▸ PAGE EXTRACT:
This week’s lab was determining the effect of scale and resolution on vector and raster data. Another lab part was analyzing boundaries with Modifiable Area Unit Problem (MAUP), this involved looking at Gerrymandering in U.S. Congressional Districts.

For the vector data, the scale of data was 1:1200, 1:24000, and 1:100000. Because maps have different scales, a greater emphasis should be put on ensuring spatial accuracy is adhered to as much as possible. Understanding the effect of scale and resolution on vector data differs from observing raster data. 

In the first part of the lab, we used the Clip tool for our hydrography datasets with the county as the “clip to” feature. After clipping all the data to the county, we added fields and calculated geometry to get length, area, and total count.

As resolution decreases, the accuracy and details diminish. Scale expresses the amount of detail for vector data; the hydrographic features are polylines and vector data. Because the large scale map has more detail and the small scale has less detail, these show how the relationship between scale and these hydrography data are affected.

Map Scale 1:1500 Scale and resolution effects

Map Scale 1:20,000

Part 2b Gerrymandering

The Merriam-Webster Dictionary defines gerrymandering as “dividing or arranging a territorial unit into election districts in a way that gives one political party an unfair advantage in elections.” Its history dates back to the early 1800s when it became official and later defined but was known prior to this time. The Modifiable Areal Unit Problem (MAUP) is an issue with boundaries and scale in spatial analysis. It highlights potential issues of delineation, creating bias within voting areas, i.e., congressional districts. In this final part of the lab, the feature class consisted of the continental U.S. I used the Dissolve tool to amalgamate the districts and in doing so I was able to find out the number of polygons each Congressional District (CD) consisted of. The below picture is of CD 01, the compactness score from the Polsby-Popper test was the lowest of all the districts we looked at in this lab. It is the "worst offender" of having bizarre-shaped legislative districts.

Congressional District 01

Lab 5 M2.2 Surface Interpolation

 This week’s lab focused on water quality in Tampa Bay, officially Surface Interpolation. It is always interesting to learn how there are different ways of studying data and interpreting results. We worked with different ways of interpolating data, specifically Thiessen, Inverse Distance Weighted (IDW), and Spline (Regularized and Tension). The data (BOD_MGL) for the study used BOD (Biochemical Oxygen Demand) in MGL (Milligrams Per Liter ) to measure data points for water quality in Tampa Bay (the body of water). We needed to determine areas with low and high water quality based on the results using different interpolation techniques.

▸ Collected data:
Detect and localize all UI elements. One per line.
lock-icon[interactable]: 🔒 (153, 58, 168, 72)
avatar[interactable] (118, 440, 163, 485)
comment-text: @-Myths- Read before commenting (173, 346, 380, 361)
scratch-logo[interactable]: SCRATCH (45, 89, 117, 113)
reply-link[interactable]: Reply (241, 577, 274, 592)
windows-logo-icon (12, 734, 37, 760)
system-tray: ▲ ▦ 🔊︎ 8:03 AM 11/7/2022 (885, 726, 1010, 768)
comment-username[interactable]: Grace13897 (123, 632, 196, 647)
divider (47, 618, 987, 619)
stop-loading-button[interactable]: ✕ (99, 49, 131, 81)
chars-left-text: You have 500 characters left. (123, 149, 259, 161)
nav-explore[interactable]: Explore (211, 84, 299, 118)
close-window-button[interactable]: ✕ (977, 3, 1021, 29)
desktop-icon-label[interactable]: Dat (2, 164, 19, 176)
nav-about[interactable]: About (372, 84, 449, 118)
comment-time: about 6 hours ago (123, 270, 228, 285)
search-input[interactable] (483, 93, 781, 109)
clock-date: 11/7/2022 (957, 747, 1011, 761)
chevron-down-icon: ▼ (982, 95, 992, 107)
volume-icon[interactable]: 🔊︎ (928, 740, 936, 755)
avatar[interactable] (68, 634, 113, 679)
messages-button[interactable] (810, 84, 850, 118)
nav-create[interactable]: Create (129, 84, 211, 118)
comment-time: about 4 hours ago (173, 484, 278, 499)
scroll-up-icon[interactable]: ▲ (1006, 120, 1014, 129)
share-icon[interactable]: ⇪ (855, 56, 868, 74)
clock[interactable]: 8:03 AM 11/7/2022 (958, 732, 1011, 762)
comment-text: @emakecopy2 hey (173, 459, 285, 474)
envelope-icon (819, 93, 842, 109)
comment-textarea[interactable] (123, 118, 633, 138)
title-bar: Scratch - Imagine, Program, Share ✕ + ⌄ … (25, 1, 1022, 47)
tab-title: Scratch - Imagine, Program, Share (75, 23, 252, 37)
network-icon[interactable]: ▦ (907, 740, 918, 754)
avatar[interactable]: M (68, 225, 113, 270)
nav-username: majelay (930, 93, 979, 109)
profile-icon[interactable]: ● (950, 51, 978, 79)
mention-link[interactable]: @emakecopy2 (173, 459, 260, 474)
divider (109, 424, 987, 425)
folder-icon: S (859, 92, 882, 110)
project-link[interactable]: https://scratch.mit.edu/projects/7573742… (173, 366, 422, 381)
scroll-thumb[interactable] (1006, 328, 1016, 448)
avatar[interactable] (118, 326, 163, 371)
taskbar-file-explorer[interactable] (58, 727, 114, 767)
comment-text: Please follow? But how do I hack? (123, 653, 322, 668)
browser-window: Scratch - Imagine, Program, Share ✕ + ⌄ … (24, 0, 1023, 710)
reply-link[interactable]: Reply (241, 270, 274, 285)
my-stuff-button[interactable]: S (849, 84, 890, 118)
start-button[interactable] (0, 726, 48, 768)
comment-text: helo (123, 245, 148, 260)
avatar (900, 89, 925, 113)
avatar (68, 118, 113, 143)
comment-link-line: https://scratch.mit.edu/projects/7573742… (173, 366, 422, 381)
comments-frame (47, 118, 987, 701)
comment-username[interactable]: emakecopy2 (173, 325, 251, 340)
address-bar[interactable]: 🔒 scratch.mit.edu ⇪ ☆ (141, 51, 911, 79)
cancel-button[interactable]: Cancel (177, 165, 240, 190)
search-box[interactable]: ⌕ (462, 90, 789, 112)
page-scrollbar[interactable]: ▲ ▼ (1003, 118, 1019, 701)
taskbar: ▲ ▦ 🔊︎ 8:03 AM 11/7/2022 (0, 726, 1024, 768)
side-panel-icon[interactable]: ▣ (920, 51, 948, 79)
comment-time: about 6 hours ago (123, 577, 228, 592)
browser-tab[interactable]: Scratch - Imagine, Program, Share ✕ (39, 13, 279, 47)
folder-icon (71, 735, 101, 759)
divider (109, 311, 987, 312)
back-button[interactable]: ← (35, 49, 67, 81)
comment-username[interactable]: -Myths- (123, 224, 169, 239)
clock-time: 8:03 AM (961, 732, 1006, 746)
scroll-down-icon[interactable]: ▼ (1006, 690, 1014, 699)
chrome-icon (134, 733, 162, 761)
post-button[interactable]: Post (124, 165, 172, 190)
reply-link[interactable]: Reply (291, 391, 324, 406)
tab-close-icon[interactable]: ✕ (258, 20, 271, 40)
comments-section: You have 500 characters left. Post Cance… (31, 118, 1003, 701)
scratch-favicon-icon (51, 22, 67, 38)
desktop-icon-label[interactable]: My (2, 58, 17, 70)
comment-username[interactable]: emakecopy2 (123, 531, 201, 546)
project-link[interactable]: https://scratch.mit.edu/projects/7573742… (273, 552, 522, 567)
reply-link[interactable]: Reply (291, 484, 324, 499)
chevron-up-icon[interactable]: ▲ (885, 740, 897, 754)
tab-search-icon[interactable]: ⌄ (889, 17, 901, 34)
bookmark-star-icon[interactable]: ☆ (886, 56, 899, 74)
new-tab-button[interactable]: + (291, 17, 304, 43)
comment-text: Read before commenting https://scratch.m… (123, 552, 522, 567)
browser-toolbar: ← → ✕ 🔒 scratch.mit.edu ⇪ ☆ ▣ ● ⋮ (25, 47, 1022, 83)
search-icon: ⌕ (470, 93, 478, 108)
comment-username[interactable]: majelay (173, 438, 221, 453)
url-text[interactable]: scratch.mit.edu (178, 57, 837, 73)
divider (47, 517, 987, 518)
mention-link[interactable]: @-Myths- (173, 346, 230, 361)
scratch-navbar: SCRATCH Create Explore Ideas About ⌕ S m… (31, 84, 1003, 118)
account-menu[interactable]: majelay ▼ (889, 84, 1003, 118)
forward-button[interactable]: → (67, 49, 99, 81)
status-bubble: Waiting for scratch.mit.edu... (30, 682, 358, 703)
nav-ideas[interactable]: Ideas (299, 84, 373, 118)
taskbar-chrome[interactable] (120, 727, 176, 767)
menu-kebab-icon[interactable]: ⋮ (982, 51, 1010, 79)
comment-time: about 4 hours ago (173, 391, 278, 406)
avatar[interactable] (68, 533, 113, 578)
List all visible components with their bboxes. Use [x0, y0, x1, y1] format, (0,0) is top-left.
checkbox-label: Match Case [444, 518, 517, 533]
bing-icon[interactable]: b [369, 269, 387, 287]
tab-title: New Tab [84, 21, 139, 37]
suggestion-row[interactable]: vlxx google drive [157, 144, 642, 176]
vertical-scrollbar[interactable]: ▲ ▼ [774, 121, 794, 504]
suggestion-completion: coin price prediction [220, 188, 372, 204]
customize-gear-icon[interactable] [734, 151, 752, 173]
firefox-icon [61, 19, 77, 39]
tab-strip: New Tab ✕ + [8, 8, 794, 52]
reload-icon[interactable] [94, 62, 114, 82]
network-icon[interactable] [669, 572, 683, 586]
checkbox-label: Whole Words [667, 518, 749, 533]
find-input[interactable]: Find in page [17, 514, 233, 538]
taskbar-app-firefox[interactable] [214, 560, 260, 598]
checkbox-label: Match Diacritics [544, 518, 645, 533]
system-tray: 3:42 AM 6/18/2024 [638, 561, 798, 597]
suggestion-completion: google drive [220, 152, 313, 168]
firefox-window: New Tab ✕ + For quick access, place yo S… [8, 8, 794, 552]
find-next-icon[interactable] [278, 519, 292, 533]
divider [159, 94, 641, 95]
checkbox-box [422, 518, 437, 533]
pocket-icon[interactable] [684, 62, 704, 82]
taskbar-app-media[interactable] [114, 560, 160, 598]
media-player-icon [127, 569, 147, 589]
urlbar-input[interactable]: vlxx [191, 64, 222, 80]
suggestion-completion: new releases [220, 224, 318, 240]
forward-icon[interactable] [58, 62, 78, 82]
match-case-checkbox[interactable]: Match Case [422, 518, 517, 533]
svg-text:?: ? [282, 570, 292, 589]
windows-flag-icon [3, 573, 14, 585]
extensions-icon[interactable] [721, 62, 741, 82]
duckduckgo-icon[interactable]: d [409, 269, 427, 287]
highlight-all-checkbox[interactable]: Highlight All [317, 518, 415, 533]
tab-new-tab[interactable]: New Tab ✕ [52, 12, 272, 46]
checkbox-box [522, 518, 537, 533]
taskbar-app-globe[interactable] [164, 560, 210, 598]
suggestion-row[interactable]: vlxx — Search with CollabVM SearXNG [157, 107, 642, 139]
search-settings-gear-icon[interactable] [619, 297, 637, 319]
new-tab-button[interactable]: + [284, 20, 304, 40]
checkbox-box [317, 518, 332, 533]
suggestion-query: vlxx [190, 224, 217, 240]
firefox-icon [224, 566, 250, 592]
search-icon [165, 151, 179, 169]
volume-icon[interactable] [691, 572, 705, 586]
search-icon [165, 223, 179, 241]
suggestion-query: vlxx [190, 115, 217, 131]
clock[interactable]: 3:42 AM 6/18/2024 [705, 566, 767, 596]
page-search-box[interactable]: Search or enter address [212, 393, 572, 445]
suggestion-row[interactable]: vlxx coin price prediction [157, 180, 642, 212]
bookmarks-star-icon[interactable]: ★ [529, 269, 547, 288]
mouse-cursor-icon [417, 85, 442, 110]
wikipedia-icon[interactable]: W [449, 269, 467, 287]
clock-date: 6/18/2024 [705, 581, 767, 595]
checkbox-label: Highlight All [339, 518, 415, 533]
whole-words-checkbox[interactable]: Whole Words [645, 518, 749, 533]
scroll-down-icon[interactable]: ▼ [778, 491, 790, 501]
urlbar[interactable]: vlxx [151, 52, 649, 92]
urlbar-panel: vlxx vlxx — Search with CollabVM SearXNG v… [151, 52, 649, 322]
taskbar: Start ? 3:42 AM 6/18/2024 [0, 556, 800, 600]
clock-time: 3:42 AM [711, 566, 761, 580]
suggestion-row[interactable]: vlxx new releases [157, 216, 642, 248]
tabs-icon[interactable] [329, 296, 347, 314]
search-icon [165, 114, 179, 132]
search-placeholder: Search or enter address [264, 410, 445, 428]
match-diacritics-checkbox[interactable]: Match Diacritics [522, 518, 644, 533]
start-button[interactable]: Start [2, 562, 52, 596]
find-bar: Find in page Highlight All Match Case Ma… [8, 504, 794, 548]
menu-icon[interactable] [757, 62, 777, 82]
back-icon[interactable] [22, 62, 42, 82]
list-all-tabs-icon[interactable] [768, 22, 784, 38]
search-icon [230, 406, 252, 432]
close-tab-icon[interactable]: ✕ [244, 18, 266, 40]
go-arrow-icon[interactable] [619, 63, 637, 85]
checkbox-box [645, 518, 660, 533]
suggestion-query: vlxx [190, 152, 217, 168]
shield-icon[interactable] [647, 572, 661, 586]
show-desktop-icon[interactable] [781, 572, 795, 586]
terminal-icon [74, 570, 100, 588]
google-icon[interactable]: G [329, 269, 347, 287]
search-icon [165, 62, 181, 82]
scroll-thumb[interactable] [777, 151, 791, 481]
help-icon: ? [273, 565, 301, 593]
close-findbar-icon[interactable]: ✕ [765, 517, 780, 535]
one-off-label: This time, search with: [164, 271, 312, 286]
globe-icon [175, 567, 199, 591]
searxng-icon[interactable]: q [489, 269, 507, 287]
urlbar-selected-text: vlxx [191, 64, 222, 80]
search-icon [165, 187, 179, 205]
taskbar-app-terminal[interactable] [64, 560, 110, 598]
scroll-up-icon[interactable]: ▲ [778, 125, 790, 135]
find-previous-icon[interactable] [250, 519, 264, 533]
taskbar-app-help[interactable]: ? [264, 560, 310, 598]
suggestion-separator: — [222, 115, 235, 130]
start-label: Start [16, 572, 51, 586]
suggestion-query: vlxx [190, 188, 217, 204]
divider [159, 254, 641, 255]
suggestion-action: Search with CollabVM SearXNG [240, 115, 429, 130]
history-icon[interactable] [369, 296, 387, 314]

▸ PROBLEMS TO WORK ON:
#1 In the lab write-up, what does the abbreviation BOD stand for?
#2 Rewrite the lab write-up from "This week’s lab focused" up to and including "different interpolation techniques.", substituting "the bay" for each "Tampa Bay".
#3 Pick up the lab write-up after its final sentence and keep writing it.

▸ ANSWERS BY TASK:
#1 Biochemical Oxygen Demand

#2
This week’s lab focused on water quality in the bay, officially Surface Interpolation. It is always interesting to learn how there are different ways of studying data and interpreting results. We worked with different ways of interpolating data, specifically Thiessen, Inverse Distance Weighted (IDW), and Spline (Regularized and Tension). The data (BOD_MGL) for the study used BOD (Biochemical Oxygen Demand) in MGL (Milligrams Per Liter ) to measure data points for water quality in the bay (the body of water). We needed to determine areas with low and high water quality based on the results using different interpolation techniques.

#3
The techniques we used to interpolate gave somewhat similar results. The Thiessen offered the same results as the non-spatial information. The IDW was very similar to Thiessen, only offering a difference in standard deviation. Spline was the interpolation technique that offered the greatest variation from the others. Interpolation offers a way to study the spatial distribution of phenomena across a wide range of points. These are a few of those options.

Thiessen-This interpolation technique contains only a single point having any location within the output polygon closer than any other point, it defines an area around a point. It divides areas into proximal zones or polygons. Thiessen polygons are also called Voronoi polygons or Voronoi diagrams.

Inverse Distance Weighted (IDW)-As the name suggests it relies on inverse distance from points with emphasis placed on the nearest ones. The mapped variables have decreased influence as distance increases from the sampled location.

Spline-This technique has two types: Regularized and Tension. Regularized offers a smooth changing surface and has values that may be outside of its range. Tension offers a less smooth surface but has data that adheres closer to sample data ranges. Both can be altered in the number of points and the weight when running the tool.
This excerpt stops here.